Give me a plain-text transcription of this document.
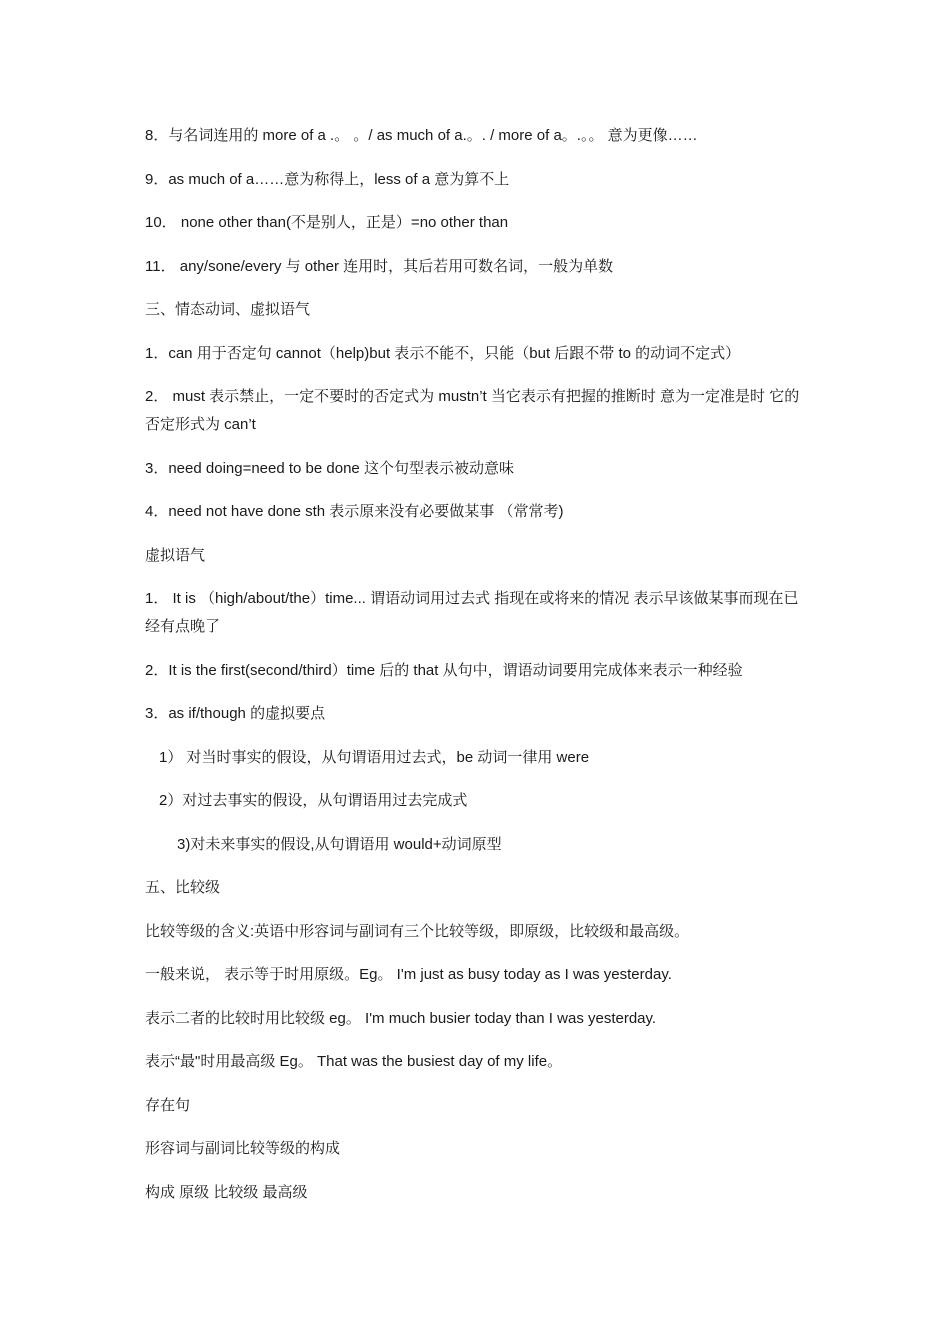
8．与名词连用的 more of a .。 。/ as much of a.。. / more of a。.。。 意为更像……
9．as much of a……意为称得上，less of a 意为算不上
10． none other than(不是别人，正是）=no other than
11． any/sone/every 与 other 连用时，其后若用可数名词，一般为单数
三、情态动词、虚拟语气
1．can 用于否定句 cannot（help)but 表示不能不，只能（but 后跟不带 to 的动词不定式）
2． must 表示禁止，一定不要时的否定式为 mustn’t 当它表示有把握的推断时 意为一定准是时 它的否定形式为 can’t
3．need doing=need to be done 这个句型表示被动意味
4．need not have done sth 表示原来没有必要做某事 （常常考)
虚拟语气
1． It is （high/about/the）time... 谓语动词用过去式 指现在或将来的情况 表示早该做某事而现在已经有点晚了
2．It is the first(second/third）time 后的 that 从句中，谓语动词要用完成体来表示一种经验
3．as if/though 的虚拟要点
1） 对当时事实的假设，从句谓语用过去式，be 动词一律用 were
2）对过去事实的假设，从句谓语用过去完成式
3)对未来事实的假设,从句谓语用 would+动词原型
五、比较级
比较等级的含义:英语中形容词与副词有三个比较等级，即原级，比较级和最高级。
一般来说， 表示等于时用原级。Eg。 I'm just as busy today as I was yesterday.
表示二者的比较时用比较级 eg。 I'm much busier today than I was yesterday.
表示“最"时用最高级 Eg。 That was the busiest day of my life。
存在句
形容词与副词比较等级的构成
构成 原级 比较级 最高级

STATED EXERCISE:
Transcribe each line above verbatim, with the pictures left out.

ANSWER:
Give me a plain-text transcription of this document.
8．与名词连用的 more of a .。 。/ as much of a.。. / more of a。.。。 意为更像……
9．as much of a……意为称得上，less of a 意为算不上
10． none other than(不是别人，正是）=no other than
11． any/sone/every 与 other 连用时，其后若用可数名词，一般为单数
三、情态动词、虚拟语气
1．can 用于否定句 cannot（help)but 表示不能不，只能（but 后跟不带 to 的动词不定式）
2． must 表示禁止，一定不要时的否定式为 mustn’t 当它表示有把握的推断时 意为一定准是时 它的否定形式为 can’t
3．need doing=need to be done 这个句型表示被动意味
4．need not have done sth 表示原来没有必要做某事 （常常考)
虚拟语气
1． It is （high/about/the）time... 谓语动词用过去式 指现在或将来的情况 表示早该做某事而现在已经有点晚了
2．It is the first(second/third）time 后的 that 从句中，谓语动词要用完成体来表示一种经验
3．as if/though 的虚拟要点
1） 对当时事实的假设，从句谓语用过去式，be 动词一律用 were
2）对过去事实的假设，从句谓语用过去完成式
3)对未来事实的假设,从句谓语用 would+动词原型
五、比较级
比较等级的含义:英语中形容词与副词有三个比较等级，即原级，比较级和最高级。
一般来说， 表示等于时用原级。Eg。 I'm just as busy today as I was yesterday.
表示二者的比较时用比较级 eg。 I'm much busier today than I was yesterday.
表示“最"时用最高级 Eg。 That was the busiest day of my life。
存在句
形容词与副词比较等级的构成
构成 原级 比较级 最高级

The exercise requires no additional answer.